What you have to do:
The entries below are to be repeated exactly as they stand.

Data entries:
========
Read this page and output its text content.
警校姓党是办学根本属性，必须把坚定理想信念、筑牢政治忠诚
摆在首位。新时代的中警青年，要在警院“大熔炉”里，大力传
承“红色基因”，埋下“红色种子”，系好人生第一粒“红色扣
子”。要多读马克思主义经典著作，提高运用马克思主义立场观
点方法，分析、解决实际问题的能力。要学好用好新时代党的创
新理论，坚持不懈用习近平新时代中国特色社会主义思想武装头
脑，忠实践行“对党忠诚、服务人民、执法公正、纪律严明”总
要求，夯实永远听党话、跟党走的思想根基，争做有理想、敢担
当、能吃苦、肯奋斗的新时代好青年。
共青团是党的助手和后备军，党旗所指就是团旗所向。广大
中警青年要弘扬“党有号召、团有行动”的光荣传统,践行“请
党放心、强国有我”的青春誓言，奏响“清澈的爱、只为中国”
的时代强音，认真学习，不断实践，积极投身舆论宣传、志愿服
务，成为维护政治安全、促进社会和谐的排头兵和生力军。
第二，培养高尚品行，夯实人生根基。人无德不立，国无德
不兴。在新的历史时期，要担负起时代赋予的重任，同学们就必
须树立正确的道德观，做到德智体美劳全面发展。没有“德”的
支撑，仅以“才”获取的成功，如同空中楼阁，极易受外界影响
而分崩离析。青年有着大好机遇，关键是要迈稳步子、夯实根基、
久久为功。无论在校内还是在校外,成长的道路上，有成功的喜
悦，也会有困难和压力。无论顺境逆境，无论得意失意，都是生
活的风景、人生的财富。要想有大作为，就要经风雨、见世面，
========
Right answer:
Read this page and output its text content.
警校姓党是办学根本属性，必须把坚定理想信念、筑牢政治忠诚
摆在首位。新时代的中警青年，要在警院“大熔炉”里，大力传
承“红色基因”，埋下“红色种子”，系好人生第一粒“红色扣
子”。要多读马克思主义经典著作，提高运用马克思主义立场观
点方法，分析、解决实际问题的能力。要学好用好新时代党的创
新理论，坚持不懈用习近平新时代中国特色社会主义思想武装头
脑，忠实践行“对党忠诚、服务人民、执法公正、纪律严明”总
要求，夯实永远听党话、跟党走的思想根基，争做有理想、敢担
当、能吃苦、肯奋斗的新时代好青年。
共青团是党的助手和后备军，党旗所指就是团旗所向。广大
中警青年要弘扬“党有号召、团有行动”的光荣传统,践行“请
党放心、强国有我”的青春誓言，奏响“清澈的爱、只为中国”
的时代强音，认真学习，不断实践，积极投身舆论宣传、志愿服
务，成为维护政治安全、促进社会和谐的排头兵和生力军。
第二，培养高尚品行，夯实人生根基。人无德不立，国无德
不兴。在新的历史时期，要担负起时代赋予的重任，同学们就必
须树立正确的道德观，做到德智体美劳全面发展。没有“德”的
支撑，仅以“才”获取的成功，如同空中楼阁，极易受外界影响
而分崩离析。青年有着大好机遇，关键是要迈稳步子、夯实根基、
久久为功。无论在校内还是在校外,成长的道路上，有成功的喜
悦，也会有困难和压力。无论顺境逆境，无论得意失意，都是生
活的风景、人生的财富。要想有大作为，就要经风雨、见世面，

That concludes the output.